:: Task goal ::
In the forum thread below about building an ultrasonic anemometer, what are the two modes of the TDC7200?

Doesn't look like the Max35103 chip will work after all, the minimum frequency it'll do is 125 kHz with the 4 MHz oscillator. The other crystal value is to low to get a 40 kHz transmitter signal. Also, in retrospect, don't think the voltage doubler would work on the launcher pin anyway as it would consume most of the pulses just building up the voltage which increase the overall error rate. Oh well....
 
One of the problems with the geometries in #46 is that when the wind aligns to a support bar it interferes with the measurement as illustrated here:
1600188572154.png
The clever folks who wrote this paper asked if the measurements could be enhanced by changing the geometry:
1600188621367.png

How did it do? Fraksum! "The sensitivity of the developed prototype was 0.049 km/h". It beat out the Gil, one of the best commercial versions available.

1600190541322.png

OMG! They used the 400EP18A... those are the transducers I have...
 
<sigh> Why does the circuit board look more complicated then the diagram?

looks like they built one send/receive circuit for each transducer? Why not just use a multiplexer?
1600191921636.png1600191953374.png

I wonder how accurate 4 transducers using two legs offset at 90° would be? I suppose the when the wind was 45° to one arm would cause interference with the second.... although altering height of the second arm might fix that?
 
Last edited:
...I saw from the Heathkit post that they have weather station parts...
I found a "reconditioned" replacement anemometer for $18 from the manufacturer based on your idea in post #4 ... but this still seems like a cool project so whenever I get a few minutes waiting on something else I delve into it. Possibly someday I'll actually build one.
 
The TDC7200 has two modes, 12 ns precision over 500 ns, or 250 ns over 8 ms. The signal takes over 500 ns, so that leaves us with the 2nd mode. Let's try that calculation backwards to see what the minimum distance would be given t= d/(Vwind + Vsound) for a 1 mph sensitivity

.25 µs = T1 - T0 // from post #13
T0 = d / (344) // 344 is the speed of sound in m/s
T1 = d / (344 + 0.44) // 0.44 is 1 mph in m/s
.25 = d / (344 + 0.44) - d / 344
d = .25 / ( 344 + 0.44) - 1 / 344) = 118,487m

Looks like we can eliminate the TDC7200. Well rats... that was the last ToF chip... perhaps there's another or a high precision counter?
 
Last edited:
Honestly I would use some analog and discrete circuitry to solve that, but I'm a dinosaur... ?

It's basically the same problem as the good old radar, you should look into how they were designed when they didn't had MCU and all that new stuff :)
 
...I'm a dinosaur... ?
A dinosaur who knows what he's doing... I don't have that luxury!

:: Provided information ::
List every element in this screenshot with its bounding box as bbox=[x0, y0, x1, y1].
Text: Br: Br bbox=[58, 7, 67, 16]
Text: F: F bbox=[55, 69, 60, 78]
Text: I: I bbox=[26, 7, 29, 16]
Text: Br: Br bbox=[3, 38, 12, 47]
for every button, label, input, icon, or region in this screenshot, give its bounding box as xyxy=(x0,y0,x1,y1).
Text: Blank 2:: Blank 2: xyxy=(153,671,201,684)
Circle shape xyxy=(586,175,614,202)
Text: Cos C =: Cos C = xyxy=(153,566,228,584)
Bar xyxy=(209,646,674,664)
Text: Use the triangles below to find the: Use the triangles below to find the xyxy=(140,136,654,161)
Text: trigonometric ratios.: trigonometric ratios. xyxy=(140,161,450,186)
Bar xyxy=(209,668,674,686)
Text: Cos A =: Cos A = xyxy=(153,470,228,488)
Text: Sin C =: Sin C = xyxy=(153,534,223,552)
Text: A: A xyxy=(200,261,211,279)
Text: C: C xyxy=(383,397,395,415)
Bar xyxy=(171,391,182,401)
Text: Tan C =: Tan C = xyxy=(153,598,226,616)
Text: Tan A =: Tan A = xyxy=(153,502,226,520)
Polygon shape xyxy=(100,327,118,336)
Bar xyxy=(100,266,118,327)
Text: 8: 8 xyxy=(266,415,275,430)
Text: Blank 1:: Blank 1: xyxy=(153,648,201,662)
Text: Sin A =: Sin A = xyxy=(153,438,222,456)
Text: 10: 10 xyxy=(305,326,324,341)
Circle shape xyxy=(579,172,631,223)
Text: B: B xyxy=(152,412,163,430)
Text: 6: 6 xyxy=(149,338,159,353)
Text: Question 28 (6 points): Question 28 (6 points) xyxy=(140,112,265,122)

:: Exercise result ::
12 ns precision over 500 ns, or 250 ns precision over 8 ms.